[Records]
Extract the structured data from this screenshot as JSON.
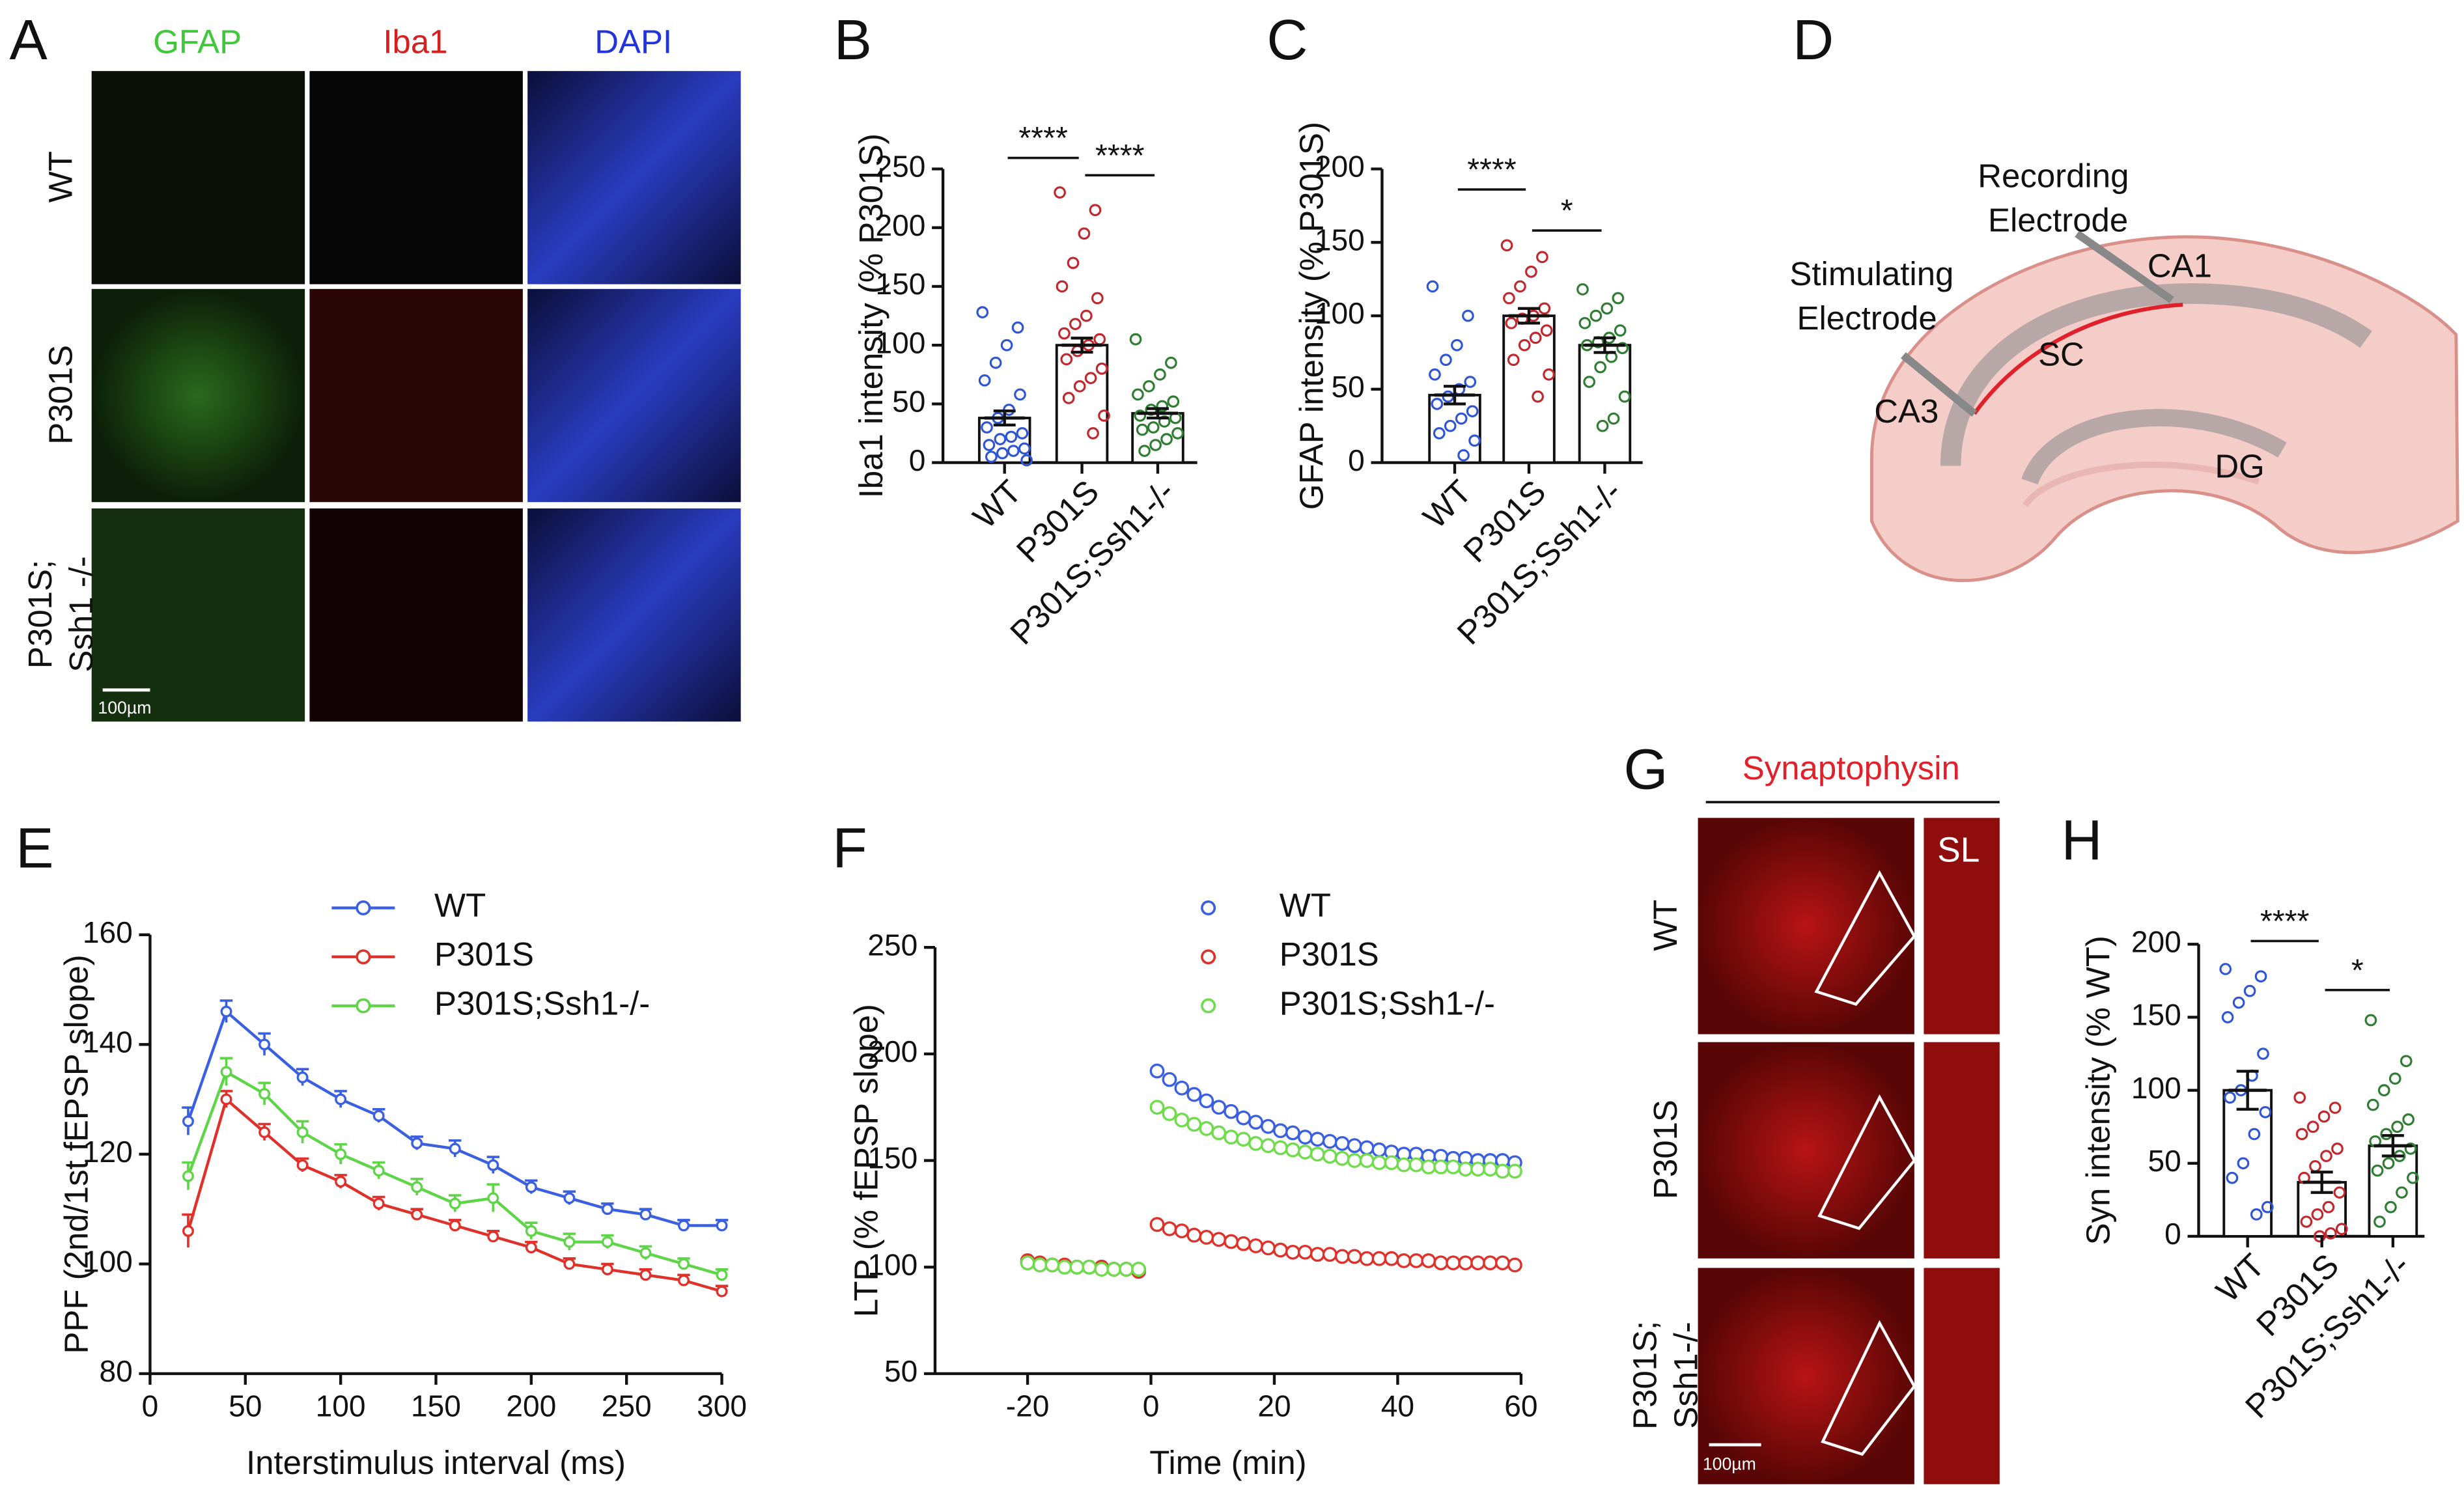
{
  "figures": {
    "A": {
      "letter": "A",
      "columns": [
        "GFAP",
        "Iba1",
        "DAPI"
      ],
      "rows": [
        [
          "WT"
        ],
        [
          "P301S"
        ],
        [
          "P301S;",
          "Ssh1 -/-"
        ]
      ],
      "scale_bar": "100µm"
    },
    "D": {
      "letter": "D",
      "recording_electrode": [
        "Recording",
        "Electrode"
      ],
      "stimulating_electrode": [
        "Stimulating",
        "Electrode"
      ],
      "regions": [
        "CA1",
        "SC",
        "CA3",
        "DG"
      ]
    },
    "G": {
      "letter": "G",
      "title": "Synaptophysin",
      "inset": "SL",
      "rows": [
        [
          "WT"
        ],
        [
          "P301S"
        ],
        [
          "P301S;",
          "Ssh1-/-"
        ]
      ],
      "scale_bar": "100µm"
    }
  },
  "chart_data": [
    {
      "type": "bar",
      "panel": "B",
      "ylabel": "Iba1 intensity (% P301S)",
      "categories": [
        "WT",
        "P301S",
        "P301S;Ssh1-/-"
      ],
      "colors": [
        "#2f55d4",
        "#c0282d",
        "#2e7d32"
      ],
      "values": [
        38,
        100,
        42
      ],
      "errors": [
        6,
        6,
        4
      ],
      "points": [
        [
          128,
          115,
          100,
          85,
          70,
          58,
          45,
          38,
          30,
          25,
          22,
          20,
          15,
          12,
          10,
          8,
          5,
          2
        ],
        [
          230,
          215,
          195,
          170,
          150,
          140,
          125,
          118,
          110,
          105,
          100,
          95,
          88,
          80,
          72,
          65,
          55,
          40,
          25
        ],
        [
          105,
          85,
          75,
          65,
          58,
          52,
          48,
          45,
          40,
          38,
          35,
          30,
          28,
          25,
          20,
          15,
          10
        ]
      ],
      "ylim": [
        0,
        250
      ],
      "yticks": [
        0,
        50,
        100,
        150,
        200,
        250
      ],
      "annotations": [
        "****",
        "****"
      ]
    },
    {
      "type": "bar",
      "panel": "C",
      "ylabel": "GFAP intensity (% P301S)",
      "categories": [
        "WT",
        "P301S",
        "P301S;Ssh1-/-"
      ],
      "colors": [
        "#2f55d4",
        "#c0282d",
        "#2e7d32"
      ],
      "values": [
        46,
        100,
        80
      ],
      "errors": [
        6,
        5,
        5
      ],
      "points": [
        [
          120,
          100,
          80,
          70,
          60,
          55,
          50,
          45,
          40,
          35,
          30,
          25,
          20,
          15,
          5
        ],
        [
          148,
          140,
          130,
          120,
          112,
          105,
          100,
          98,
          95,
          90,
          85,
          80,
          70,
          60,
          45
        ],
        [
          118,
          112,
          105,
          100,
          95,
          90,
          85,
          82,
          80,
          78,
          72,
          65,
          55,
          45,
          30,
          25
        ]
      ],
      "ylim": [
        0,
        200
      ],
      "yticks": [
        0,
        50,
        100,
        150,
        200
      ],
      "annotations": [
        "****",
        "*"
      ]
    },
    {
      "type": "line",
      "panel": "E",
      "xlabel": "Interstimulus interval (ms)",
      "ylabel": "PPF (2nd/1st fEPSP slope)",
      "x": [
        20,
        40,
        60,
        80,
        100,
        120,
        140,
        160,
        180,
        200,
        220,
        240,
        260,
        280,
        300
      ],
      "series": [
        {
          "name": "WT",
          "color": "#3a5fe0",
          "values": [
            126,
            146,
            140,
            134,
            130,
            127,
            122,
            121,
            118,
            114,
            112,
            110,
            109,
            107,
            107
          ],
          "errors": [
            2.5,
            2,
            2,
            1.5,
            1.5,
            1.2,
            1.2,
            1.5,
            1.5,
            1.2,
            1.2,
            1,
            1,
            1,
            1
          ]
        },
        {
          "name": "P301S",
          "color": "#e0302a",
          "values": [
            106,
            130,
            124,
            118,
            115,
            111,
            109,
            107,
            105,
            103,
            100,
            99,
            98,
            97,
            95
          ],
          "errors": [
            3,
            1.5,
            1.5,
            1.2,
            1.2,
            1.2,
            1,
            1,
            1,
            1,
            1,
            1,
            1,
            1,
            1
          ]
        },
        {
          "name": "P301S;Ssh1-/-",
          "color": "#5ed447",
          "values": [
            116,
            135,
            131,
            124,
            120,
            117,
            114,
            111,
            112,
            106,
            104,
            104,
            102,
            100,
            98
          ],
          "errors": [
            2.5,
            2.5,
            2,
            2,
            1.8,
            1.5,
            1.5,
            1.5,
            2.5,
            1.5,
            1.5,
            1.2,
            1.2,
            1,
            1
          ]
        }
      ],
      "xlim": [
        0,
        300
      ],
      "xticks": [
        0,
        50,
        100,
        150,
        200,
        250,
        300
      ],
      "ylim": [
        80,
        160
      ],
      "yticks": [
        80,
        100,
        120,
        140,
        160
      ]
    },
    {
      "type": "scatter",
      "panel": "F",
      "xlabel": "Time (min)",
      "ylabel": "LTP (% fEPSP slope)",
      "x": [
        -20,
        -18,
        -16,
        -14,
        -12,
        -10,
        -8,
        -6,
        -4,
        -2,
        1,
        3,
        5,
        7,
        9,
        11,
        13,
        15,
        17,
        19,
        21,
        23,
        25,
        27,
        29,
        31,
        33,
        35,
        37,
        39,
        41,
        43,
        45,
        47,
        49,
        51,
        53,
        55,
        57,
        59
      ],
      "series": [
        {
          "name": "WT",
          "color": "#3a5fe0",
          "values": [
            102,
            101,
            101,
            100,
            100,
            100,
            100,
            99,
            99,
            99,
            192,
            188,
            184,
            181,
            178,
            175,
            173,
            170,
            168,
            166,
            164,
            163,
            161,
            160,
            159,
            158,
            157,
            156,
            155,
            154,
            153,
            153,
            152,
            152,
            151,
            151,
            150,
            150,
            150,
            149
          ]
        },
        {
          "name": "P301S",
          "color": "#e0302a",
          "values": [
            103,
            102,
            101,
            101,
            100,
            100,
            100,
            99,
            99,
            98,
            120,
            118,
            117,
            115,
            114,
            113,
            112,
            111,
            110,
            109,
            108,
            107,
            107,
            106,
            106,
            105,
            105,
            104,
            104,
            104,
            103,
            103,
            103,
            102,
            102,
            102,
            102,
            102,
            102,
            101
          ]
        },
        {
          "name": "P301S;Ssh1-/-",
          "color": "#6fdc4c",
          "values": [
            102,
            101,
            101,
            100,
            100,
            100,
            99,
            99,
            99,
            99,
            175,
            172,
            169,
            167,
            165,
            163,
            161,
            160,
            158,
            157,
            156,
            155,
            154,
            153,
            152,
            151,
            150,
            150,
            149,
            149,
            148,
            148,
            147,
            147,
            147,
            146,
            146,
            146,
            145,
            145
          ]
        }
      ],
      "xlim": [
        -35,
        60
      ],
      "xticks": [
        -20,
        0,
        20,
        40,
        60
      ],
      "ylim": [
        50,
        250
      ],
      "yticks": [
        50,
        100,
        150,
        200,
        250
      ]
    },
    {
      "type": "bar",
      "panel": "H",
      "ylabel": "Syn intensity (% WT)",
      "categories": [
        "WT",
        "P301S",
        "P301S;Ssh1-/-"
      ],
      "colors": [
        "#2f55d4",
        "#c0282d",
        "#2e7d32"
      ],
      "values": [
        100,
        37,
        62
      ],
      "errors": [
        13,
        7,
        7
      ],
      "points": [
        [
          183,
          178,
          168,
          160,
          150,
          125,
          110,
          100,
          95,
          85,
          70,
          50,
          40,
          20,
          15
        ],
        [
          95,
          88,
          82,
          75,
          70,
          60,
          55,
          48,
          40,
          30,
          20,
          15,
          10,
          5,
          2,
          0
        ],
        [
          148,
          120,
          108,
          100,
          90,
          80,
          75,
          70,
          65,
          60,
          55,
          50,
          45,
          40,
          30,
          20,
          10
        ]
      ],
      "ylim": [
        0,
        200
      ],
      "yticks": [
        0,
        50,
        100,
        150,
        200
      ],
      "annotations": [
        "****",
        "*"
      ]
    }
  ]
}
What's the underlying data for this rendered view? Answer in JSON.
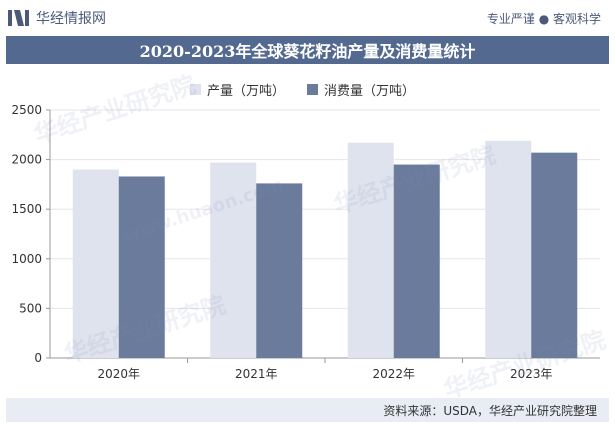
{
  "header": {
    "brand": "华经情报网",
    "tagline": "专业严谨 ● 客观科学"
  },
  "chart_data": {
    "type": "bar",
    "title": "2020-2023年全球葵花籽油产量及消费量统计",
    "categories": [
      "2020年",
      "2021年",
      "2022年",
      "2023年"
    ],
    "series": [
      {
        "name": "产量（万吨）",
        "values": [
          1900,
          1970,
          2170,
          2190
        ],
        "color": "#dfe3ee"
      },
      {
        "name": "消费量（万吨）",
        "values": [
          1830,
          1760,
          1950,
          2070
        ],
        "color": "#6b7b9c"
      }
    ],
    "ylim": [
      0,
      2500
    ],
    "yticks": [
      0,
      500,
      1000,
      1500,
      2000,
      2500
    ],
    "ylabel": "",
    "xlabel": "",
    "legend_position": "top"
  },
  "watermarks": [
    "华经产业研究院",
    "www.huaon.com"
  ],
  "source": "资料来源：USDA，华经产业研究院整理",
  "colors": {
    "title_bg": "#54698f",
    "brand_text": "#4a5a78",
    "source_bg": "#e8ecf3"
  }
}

◆ **What is being asked**
Take the line that contains "What's the underlying" as the first and the last line of the records as the end, and please quote those lines exactly, pictures omitted.

◆ **The output**
What's the underlying data for this rendered view? Answer in JSON.
{
  "header": {
    "brand": "华经情报网",
    "tagline": "专业严谨 ● 客观科学"
  },
  "chart_data": {
    "type": "bar",
    "title": "2020-2023年全球葵花籽油产量及消费量统计",
    "categories": [
      "2020年",
      "2021年",
      "2022年",
      "2023年"
    ],
    "series": [
      {
        "name": "产量（万吨）",
        "values": [
          1900,
          1970,
          2170,
          2190
        ],
        "color": "#dfe3ee"
      },
      {
        "name": "消费量（万吨）",
        "values": [
          1830,
          1760,
          1950,
          2070
        ],
        "color": "#6b7b9c"
      }
    ],
    "ylim": [
      0,
      2500
    ],
    "yticks": [
      0,
      500,
      1000,
      1500,
      2000,
      2500
    ],
    "ylabel": "",
    "xlabel": "",
    "legend_position": "top"
  },
  "watermarks": [
    "华经产业研究院",
    "www.huaon.com"
  ],
  "source": "资料来源：USDA，华经产业研究院整理",
  "colors": {
    "title_bg": "#54698f",
    "brand_text": "#4a5a78",
    "source_bg": "#e8ecf3"
  }
}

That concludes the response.